Objectifs:
• a. Recopiez le passage du récit de voyage qui commence par « 9. Houston et » et se poursuit jusqu'à « de la brume. ».
• b. Rédigez la suite du récit de voyage en reprenant juste après sa dernière phrase.

Texte à lire:
═══

9. Houston et retour au
Havre. Du 26 octobre au 6 novembre.
Aujourd’hui,
l’heure change à nouveau mais cette fois on met le cap à l’est et on raccourcit
les jours. On change d’heure à treize heures pour mettre sa montre à quatorze
heures. Voilà bien une soixantaine de minutes perdues pour la sieste,
amigo ! On est toujours dans le Golfe du Mexique. Nuages épars et
température chaude et surtout beaucoup de vent. J’ai voulu aller sur le pont
bâbord mais n’ai pu y tenir, je me serais fait renverser. Ce matin, il fait un
vent à décorner les boucs puis après le vent, la pluie, la première pluie
d’automne depuis notre départ avec un ciel bas et de la brume.
Aujourd’hui
un autre changement d’heure, nous passons du méridien de La Havane au méridien
de Caracas. Je n’ai actuellement aucune coordonnée précise car je ne peux pas
mettre mon GPS à jour tant que je n’aurai pas de connexion. Faisons confiance
au capitaine et ses matelots, ils feront ce qu’il faut pour nous débarquer au
Havre. Et l’âge du capitaine, me direz-vous ? 41 ans, cela sera dit.

═══

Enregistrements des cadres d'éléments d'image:
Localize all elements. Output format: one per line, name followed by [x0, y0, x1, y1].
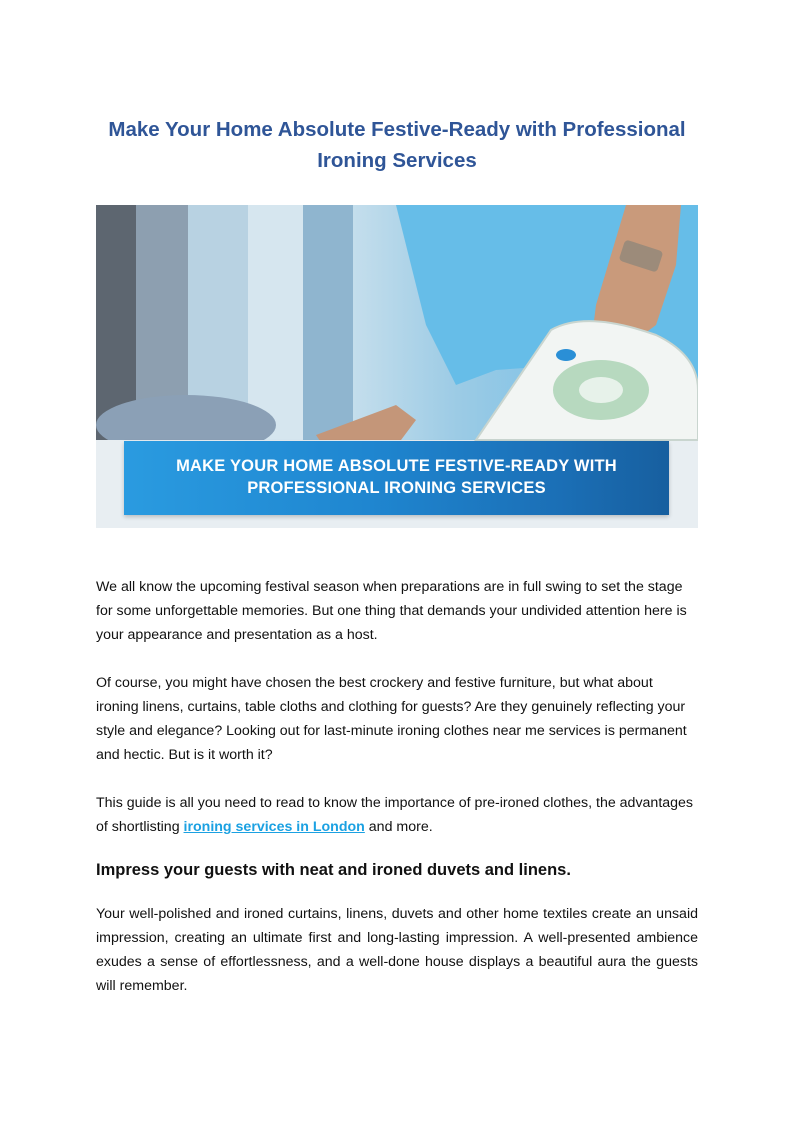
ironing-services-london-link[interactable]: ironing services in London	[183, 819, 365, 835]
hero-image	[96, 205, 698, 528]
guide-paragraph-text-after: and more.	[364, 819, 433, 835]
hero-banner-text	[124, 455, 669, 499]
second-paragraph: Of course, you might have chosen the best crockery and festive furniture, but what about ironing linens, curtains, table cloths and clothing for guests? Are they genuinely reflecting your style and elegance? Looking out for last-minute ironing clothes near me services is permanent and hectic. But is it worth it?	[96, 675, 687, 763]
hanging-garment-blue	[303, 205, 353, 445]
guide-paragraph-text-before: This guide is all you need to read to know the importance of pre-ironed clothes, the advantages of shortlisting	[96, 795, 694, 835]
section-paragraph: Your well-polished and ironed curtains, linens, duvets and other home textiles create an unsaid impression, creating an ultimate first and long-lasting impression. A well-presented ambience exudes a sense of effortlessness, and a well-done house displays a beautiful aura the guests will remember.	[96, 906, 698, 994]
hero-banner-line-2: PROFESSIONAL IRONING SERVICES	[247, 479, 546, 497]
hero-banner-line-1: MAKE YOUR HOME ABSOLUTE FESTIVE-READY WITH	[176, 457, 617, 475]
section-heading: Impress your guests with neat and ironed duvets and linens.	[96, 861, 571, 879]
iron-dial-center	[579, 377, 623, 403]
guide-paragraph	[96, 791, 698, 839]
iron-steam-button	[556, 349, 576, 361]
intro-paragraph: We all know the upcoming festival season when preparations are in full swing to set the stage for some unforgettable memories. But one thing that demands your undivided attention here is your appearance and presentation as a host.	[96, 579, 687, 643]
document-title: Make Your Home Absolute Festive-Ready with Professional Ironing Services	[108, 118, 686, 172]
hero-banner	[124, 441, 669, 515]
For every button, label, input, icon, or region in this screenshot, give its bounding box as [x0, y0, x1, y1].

═══

Réponses par tâche:
• a.
9. Houston et retour au
Havre. Du 26 octobre au 6 novembre.
Aujourd’hui,
l’heure change à nouveau mais cette fois on met le cap à l’est et on raccourcit
les jours. On change d’heure à treize heures pour mettre sa montre à quatorze
heures. Voilà bien une soixantaine de minutes perdues pour la sieste,
amigo ! On est toujours dans le Golfe du Mexique. Nuages épars et
température chaude et surtout beaucoup de vent. J’ai voulu aller sur le pont
bâbord mais n’ai pu y tenir, je me serais fait renverser. Ce matin, il fait un
vent à décorner les boucs puis après le vent, la pluie, la première pluie
d’automne depuis notre départ avec un ciel bas et de la brume.

• b.
Le
troisième officier avait fait savoir qu’une demande de monter sur le bridge pouvait se faire et nous y
montons à deux vers 9.30 heures. Ce qui est très particulier c’est la lumière
et le calme qui y règnent. Nous ne nous y attardons pas, les passagers sont
seulement autorisés à rester assis sur un petit canapé mais cela n’est pas sans
intérêt. Sur le bateau, je comprends mieux tout le sens de l’utilisation des
mots bâbord et tribord (port &
starboard). Ce sont des mots concrets alors que droite et gauche sont des
mots abstraits ou subjectifs, d’où bien souvent l’utilisation par certains de
l’expression « à main
gauche » ou « sur votre droite ».
Le
bateau est bien moins chargé au retour qu’à l’aller, tant en nombre de
conteneurs qu’en poids, en estimant la hauteur par rapport à la ligne de
flottaison. Il y a un bon nombre de conteneurs frigorifiques, branchés sur la
production électrique du bateau. Il y aurait aussi des conteneurs vides qui
repartent sur d’autres ports.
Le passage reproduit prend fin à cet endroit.